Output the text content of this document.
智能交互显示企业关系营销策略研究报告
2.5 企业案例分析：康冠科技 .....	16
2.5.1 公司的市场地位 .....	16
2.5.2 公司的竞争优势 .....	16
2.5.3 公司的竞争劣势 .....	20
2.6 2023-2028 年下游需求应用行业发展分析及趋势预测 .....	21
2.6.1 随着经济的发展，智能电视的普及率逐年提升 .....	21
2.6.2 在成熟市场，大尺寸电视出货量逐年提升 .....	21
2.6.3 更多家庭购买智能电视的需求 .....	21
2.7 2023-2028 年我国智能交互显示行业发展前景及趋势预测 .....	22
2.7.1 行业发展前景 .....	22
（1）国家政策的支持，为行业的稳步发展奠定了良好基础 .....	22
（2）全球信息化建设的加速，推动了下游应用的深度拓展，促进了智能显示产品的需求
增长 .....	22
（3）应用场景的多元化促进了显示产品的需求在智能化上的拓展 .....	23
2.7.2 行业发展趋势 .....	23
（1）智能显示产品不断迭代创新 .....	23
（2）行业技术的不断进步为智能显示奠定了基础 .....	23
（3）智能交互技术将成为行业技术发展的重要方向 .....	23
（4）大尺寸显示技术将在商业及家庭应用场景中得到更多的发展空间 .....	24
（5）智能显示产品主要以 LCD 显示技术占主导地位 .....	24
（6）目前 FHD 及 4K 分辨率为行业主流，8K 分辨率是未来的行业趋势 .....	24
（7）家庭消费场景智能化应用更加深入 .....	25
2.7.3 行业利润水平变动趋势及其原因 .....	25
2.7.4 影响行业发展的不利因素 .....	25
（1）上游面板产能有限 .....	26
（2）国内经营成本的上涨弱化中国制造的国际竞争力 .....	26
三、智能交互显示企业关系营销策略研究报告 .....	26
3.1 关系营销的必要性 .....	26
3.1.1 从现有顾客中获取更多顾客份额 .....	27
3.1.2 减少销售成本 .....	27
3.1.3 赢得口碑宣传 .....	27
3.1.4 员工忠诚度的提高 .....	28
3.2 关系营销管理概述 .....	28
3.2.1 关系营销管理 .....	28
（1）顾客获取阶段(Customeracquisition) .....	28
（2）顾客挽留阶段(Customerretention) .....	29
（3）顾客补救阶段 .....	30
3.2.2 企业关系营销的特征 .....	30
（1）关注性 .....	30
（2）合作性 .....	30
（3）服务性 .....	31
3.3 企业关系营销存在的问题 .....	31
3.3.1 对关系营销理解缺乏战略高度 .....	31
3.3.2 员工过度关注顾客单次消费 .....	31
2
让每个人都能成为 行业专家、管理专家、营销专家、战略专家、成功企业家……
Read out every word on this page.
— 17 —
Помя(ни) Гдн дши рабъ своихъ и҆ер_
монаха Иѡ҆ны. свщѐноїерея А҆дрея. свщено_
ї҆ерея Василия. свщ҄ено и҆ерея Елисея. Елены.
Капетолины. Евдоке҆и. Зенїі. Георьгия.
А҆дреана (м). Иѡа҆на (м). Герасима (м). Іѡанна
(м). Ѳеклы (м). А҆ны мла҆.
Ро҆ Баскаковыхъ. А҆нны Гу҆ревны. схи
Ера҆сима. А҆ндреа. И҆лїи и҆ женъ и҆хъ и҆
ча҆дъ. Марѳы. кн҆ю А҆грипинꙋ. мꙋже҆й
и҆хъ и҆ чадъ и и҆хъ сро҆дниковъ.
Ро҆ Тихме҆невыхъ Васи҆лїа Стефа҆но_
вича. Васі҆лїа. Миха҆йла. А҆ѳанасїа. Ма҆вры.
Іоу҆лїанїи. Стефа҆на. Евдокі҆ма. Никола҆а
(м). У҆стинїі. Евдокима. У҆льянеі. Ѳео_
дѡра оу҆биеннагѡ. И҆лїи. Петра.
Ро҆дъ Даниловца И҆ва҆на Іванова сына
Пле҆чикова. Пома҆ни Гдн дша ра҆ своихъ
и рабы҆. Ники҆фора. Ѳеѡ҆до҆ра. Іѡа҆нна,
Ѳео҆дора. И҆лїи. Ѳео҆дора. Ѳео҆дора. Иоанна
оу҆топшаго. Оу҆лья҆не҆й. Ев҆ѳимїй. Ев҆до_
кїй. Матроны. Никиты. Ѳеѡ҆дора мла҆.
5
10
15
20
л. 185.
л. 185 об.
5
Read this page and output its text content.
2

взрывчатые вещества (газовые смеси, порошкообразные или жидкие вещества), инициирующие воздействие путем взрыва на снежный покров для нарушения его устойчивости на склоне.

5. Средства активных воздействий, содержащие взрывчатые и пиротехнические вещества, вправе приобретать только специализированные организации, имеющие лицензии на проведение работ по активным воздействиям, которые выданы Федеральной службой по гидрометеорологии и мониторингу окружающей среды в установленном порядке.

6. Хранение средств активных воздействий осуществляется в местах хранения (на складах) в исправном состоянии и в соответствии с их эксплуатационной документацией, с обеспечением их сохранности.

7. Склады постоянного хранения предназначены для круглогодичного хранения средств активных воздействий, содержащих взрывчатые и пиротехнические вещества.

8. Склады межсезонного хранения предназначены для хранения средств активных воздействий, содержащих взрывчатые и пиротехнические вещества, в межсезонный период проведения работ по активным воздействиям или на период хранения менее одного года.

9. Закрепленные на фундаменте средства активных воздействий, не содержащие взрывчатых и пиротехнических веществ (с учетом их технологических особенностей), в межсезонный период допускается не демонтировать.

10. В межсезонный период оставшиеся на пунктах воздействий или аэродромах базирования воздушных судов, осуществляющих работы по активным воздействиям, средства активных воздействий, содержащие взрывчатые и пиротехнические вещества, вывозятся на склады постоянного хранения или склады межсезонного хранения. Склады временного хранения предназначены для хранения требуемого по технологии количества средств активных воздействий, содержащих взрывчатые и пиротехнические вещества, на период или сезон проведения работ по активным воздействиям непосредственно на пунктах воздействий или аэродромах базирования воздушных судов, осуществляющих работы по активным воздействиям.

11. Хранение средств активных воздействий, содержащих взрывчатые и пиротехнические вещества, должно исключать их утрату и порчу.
------------------------------------
REQUIRED TASK: Reproduce the entire listing word for word.

RESULT:
Output the text content of this document.
智能交互显示企业关系营销策略研究报告
2.5 企业案例分析：康冠科技 .....	16
2.5.1 公司的市场地位 .....	16
2.5.2 公司的竞争优势 .....	16
2.5.3 公司的竞争劣势 .....	20
2.6 2023-2028 年下游需求应用行业发展分析及趋势预测 .....	21
2.6.1 随着经济的发展，智能电视的普及率逐年提升 .....	21
2.6.2 在成熟市场，大尺寸电视出货量逐年提升 .....	21
2.6.3 更多家庭购买智能电视的需求 .....	21
2.7 2023-2028 年我国智能交互显示行业发展前景及趋势预测 .....	22
2.7.1 行业发展前景 .....	22
（1）国家政策的支持，为行业的稳步发展奠定了良好基础 .....	22
（2）全球信息化建设的加速，推动了下游应用的深度拓展，促进了智能显示产品的需求
增长 .....	22
（3）应用场景的多元化促进了显示产品的需求在智能化上的拓展 .....	23
2.7.2 行业发展趋势 .....	23
（1）智能显示产品不断迭代创新 .....	23
（2）行业技术的不断进步为智能显示奠定了基础 .....	23
（3）智能交互技术将成为行业技术发展的重要方向 .....	23
（4）大尺寸显示技术将在商业及家庭应用场景中得到更多的发展空间 .....	24
（5）智能显示产品主要以 LCD 显示技术占主导地位 .....	24
（6）目前 FHD 及 4K 分辨率为行业主流，8K 分辨率是未来的行业趋势 .....	24
（7）家庭消费场景智能化应用更加深入 .....	25
2.7.3 行业利润水平变动趋势及其原因 .....	25
2.7.4 影响行业发展的不利因素 .....	25
（1）上游面板产能有限 .....	26
（2）国内经营成本的上涨弱化中国制造的国际竞争力 .....	26
三、智能交互显示企业关系营销策略研究报告 .....	26
3.1 关系营销的必要性 .....	26
3.1.1 从现有顾客中获取更多顾客份额 .....	27
3.1.2 减少销售成本 .....	27
3.1.3 赢得口碑宣传 .....	27
3.1.4 员工忠诚度的提高 .....	28
3.2 关系营销管理概述 .....	28
3.2.1 关系营销管理 .....	28
（1）顾客获取阶段(Customeracquisition) .....	28
（2）顾客挽留阶段(Customerretention) .....	29
（3）顾客补救阶段 .....	30
3.2.2 企业关系营销的特征 .....	30
（1）关注性 .....	30
（2）合作性 .....	30
（3）服务性 .....	31
3.3 企业关系营销存在的问题 .....	31
3.3.1 对关系营销理解缺乏战略高度 .....	31
3.3.2 员工过度关注顾客单次消费 .....	31
2
让每个人都能成为 行业专家、管理专家、营销专家、战略专家、成功企业家……
Read out every word on this page.
— 17 —
Помя(ни) Гдн дши рабъ своихъ и҆ер_
монаха Иѡ҆ны. свщѐноїерея А҆дрея. свщено_
ї҆ерея Василия. свщ҄ено и҆ерея Елисея. Елены.
Капетолины. Евдоке҆и. Зенїі. Георьгия.
А҆дреана (м). Иѡа҆на (м). Герасима (м). Іѡанна
(м). Ѳеклы (м). А҆ны мла҆.
Ро҆ Баскаковыхъ. А҆нны Гу҆ревны. схи
Ера҆сима. А҆ндреа. И҆лїи и҆ женъ и҆хъ и҆
ча҆дъ. Марѳы. кн҆ю А҆грипинꙋ. мꙋже҆й
и҆хъ и҆ чадъ и и҆хъ сро҆дниковъ.
Ро҆ Тихме҆невыхъ Васи҆лїа Стефа҆но_
вича. Васі҆лїа. Миха҆йла. А҆ѳанасїа. Ма҆вры.
Іоу҆лїанїи. Стефа҆на. Евдокі҆ма. Никола҆а
(м). У҆стинїі. Евдокима. У҆льянеі. Ѳео_
дѡра оу҆биеннагѡ. И҆лїи. Петра.
Ро҆дъ Даниловца И҆ва҆на Іванова сына
Пле҆чикова. Пома҆ни Гдн дша ра҆ своихъ
и рабы҆. Ники҆фора. Ѳеѡ҆до҆ра. Іѡа҆нна,
Ѳео҆дора. И҆лїи. Ѳео҆дора. Ѳео҆дора. Иоанна
оу҆топшаго. Оу҆лья҆не҆й. Ев҆ѳимїй. Ев҆до_
кїй. Матроны. Никиты. Ѳеѡ҆дора мла҆.
5
10
15
20
л. 185.
л. 185 об.
5
Read this page and output its text content.
2

взрывчатые вещества (газовые смеси, порошкообразные или жидкие вещества), инициирующие воздействие путем взрыва на снежный покров для нарушения его устойчивости на склоне.

5. Средства активных воздействий, содержащие взрывчатые и пиротехнические вещества, вправе приобретать только специализированные организации, имеющие лицензии на проведение работ по активным воздействиям, которые выданы Федеральной службой по гидрометеорологии и мониторингу окружающей среды в установленном порядке.

6. Хранение средств активных воздействий осуществляется в местах хранения (на складах) в исправном состоянии и в соответствии с их эксплуатационной документацией, с обеспечением их сохранности.

7. Склады постоянного хранения предназначены для круглогодичного хранения средств активных воздействий, содержащих взрывчатые и пиротехнические вещества.

8. Склады межсезонного хранения предназначены для хранения средств активных воздействий, содержащих взрывчатые и пиротехнические вещества, в межсезонный период проведения работ по активным воздействиям или на период хранения менее одного года.

9. Закрепленные на фундаменте средства активных воздействий, не содержащие взрывчатых и пиротехнических веществ (с учетом их технологических особенностей), в межсезонный период допускается не демонтировать.

10. В межсезонный период оставшиеся на пунктах воздействий или аэродромах базирования воздушных судов, осуществляющих работы по активным воздействиям, средства активных воздействий, содержащие взрывчатые и пиротехнические вещества, вывозятся на склады постоянного хранения или склады межсезонного хранения. Склады временного хранения предназначены для хранения требуемого по технологии количества средств активных воздействий, содержащих взрывчатые и пиротехнические вещества, на период или сезон проведения работ по активным воздействиям непосредственно на пунктах воздействий или аэродромах базирования воздушных судов, осуществляющих работы по активным воздействиям.

11. Хранение средств активных воздействий, содержащих взрывчатые и пиротехнические вещества, должно исключать их утрату и порчу.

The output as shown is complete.